* Task objective: Make an exact copy of all the entries, with the pictures left out.

* Records provided:

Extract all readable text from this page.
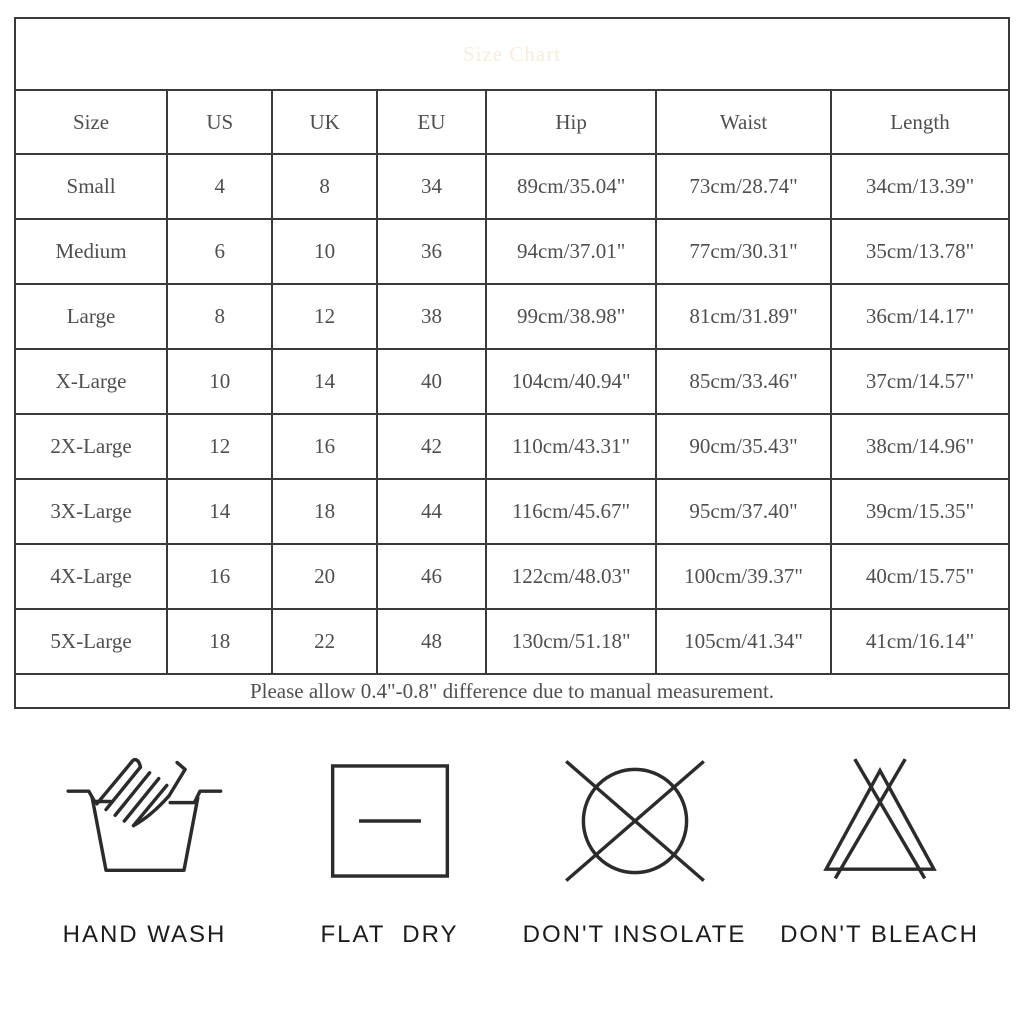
Size Chart						
Size	US	UK	EU	Hip	Waist	Length
Small	4	8	34	89cm/35.04"	73cm/28.74"	34cm/13.39"
Medium	6	10	36	94cm/37.01"	77cm/30.31"	35cm/13.78"
Large	8	12	38	99cm/38.98"	81cm/31.89"	36cm/14.17"
X-Large	10	14	40	104cm/40.94"	85cm/33.46"	37cm/14.57"
2X-Large	12	16	42	110cm/43.31"	90cm/35.43"	38cm/14.96"
3X-Large	14	18	44	116cm/45.67"	95cm/37.40"	39cm/15.35"
4X-Large	16	20	46	122cm/48.03"	100cm/39.37"	40cm/15.75"
5X-Large	18	22	48	130cm/51.18"	105cm/41.34"	41cm/16.14"
Please allow 0.4"-0.8" difference due to manual measurement.						
HAND WASH	FLAT  DRY	DON'T INSOLATE DON'T BLEACH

* Written solution:
Extract all readable text from this page.
Size Chart						
Size	US	UK	EU	Hip	Waist	Length
Small	4	8	34	89cm/35.04"	73cm/28.74"	34cm/13.39"
Medium	6	10	36	94cm/37.01"	77cm/30.31"	35cm/13.78"
Large	8	12	38	99cm/38.98"	81cm/31.89"	36cm/14.17"
X-Large	10	14	40	104cm/40.94"	85cm/33.46"	37cm/14.57"
2X-Large	12	16	42	110cm/43.31"	90cm/35.43"	38cm/14.96"
3X-Large	14	18	44	116cm/45.67"	95cm/37.40"	39cm/15.35"
4X-Large	16	20	46	122cm/48.03"	100cm/39.37"	40cm/15.75"
5X-Large	18	22	48	130cm/51.18"	105cm/41.34"	41cm/16.14"
Please allow 0.4"-0.8" difference due to manual measurement.						
HAND WASH	FLAT  DRY	DON'T INSOLATE DON'T BLEACH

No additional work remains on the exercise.